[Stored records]
****************

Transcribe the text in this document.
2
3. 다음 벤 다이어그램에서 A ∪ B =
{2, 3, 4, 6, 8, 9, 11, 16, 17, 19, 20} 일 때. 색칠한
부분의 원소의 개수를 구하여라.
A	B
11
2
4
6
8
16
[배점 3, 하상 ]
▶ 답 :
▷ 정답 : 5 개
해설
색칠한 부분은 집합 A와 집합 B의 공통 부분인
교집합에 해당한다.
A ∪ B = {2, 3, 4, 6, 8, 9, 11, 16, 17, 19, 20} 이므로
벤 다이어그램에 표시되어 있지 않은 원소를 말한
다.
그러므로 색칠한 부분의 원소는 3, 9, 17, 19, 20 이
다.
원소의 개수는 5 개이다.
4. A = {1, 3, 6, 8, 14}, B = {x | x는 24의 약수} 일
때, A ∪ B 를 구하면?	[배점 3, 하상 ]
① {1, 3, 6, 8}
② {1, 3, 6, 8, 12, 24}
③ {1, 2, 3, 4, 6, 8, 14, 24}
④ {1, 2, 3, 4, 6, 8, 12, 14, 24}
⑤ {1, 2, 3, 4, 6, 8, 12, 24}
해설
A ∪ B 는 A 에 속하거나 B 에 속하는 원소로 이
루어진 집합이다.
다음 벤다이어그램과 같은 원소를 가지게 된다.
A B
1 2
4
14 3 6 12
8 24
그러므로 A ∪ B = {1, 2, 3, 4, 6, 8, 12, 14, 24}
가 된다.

****************

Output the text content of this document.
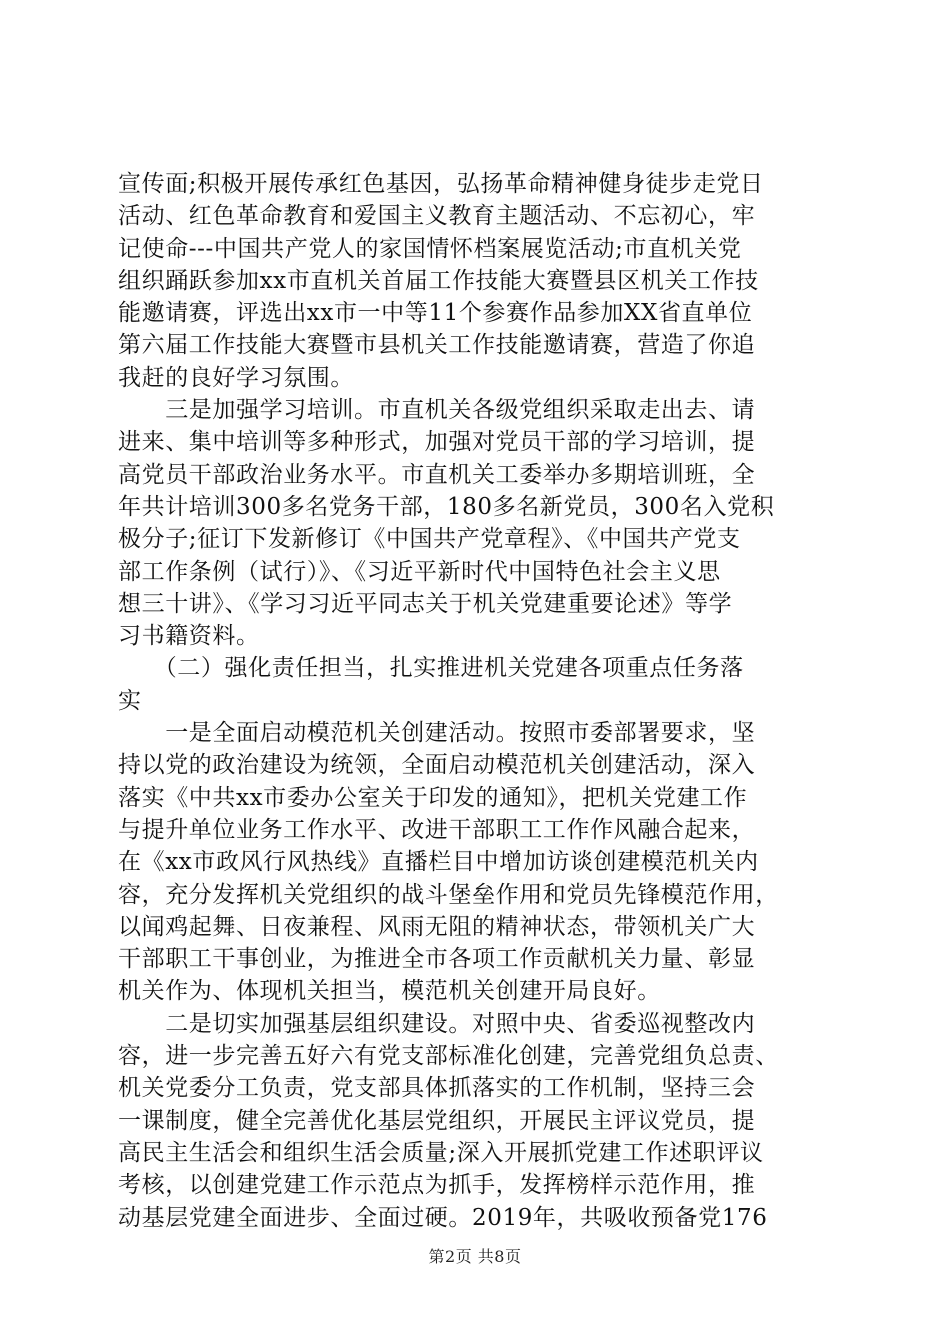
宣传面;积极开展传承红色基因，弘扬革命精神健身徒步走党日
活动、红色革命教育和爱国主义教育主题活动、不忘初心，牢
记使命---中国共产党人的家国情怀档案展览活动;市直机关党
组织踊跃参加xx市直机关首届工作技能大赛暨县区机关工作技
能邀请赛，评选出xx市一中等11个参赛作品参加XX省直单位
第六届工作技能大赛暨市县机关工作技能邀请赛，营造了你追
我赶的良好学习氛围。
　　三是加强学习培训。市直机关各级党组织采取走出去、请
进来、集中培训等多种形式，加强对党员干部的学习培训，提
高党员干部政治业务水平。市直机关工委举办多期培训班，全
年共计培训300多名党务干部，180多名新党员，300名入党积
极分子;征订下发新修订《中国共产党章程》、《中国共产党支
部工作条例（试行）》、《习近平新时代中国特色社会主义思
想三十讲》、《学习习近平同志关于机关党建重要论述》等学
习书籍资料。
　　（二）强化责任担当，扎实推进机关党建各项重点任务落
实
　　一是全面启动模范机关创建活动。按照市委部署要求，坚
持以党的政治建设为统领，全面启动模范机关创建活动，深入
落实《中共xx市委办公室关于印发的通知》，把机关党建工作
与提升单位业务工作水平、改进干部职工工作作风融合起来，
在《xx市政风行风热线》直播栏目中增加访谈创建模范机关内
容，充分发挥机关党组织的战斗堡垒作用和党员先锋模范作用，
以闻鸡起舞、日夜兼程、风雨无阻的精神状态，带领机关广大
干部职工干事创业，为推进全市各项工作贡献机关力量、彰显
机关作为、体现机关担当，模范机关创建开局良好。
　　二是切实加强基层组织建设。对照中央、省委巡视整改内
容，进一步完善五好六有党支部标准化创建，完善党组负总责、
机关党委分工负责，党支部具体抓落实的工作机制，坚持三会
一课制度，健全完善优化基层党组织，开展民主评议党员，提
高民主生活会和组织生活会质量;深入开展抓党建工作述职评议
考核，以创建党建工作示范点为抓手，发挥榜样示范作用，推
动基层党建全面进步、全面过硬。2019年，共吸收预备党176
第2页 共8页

****************

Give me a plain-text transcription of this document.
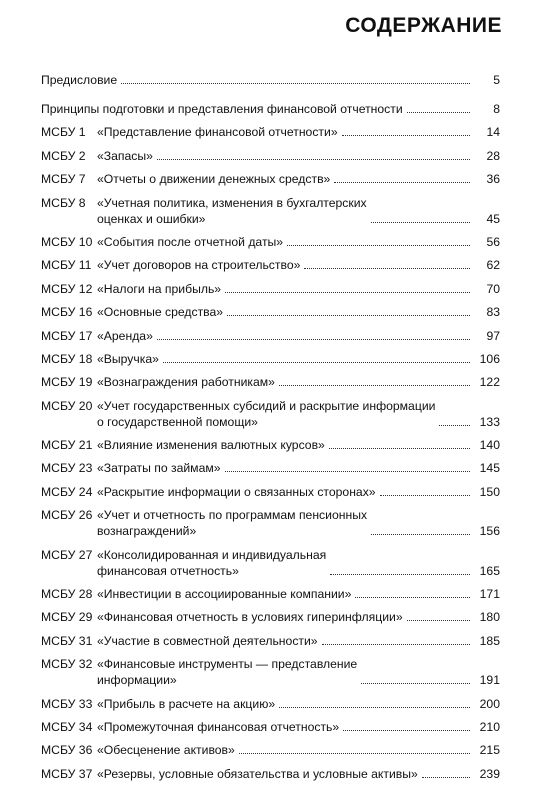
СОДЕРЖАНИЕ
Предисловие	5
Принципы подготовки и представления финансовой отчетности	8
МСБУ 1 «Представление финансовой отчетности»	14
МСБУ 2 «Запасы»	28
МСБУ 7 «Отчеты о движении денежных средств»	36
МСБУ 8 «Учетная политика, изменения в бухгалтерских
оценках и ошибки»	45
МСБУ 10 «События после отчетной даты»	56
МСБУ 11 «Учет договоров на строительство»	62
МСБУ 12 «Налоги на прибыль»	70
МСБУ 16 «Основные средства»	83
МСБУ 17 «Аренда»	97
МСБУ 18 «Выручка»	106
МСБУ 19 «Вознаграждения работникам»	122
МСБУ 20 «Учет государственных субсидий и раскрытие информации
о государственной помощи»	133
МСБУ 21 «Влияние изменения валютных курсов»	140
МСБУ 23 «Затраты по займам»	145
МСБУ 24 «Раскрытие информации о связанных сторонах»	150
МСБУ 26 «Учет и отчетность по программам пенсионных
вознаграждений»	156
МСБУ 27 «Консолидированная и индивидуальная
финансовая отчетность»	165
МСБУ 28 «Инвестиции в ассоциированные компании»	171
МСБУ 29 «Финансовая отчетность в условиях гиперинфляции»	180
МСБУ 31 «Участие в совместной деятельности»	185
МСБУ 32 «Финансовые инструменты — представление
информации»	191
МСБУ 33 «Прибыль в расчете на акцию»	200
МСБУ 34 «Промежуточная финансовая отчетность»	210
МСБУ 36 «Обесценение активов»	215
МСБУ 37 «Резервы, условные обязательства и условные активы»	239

****************

▶ **Exercise prompt**:
Only a number is wanted: how many lines of the material include the word "финансовой".

▶ **Written response**:
2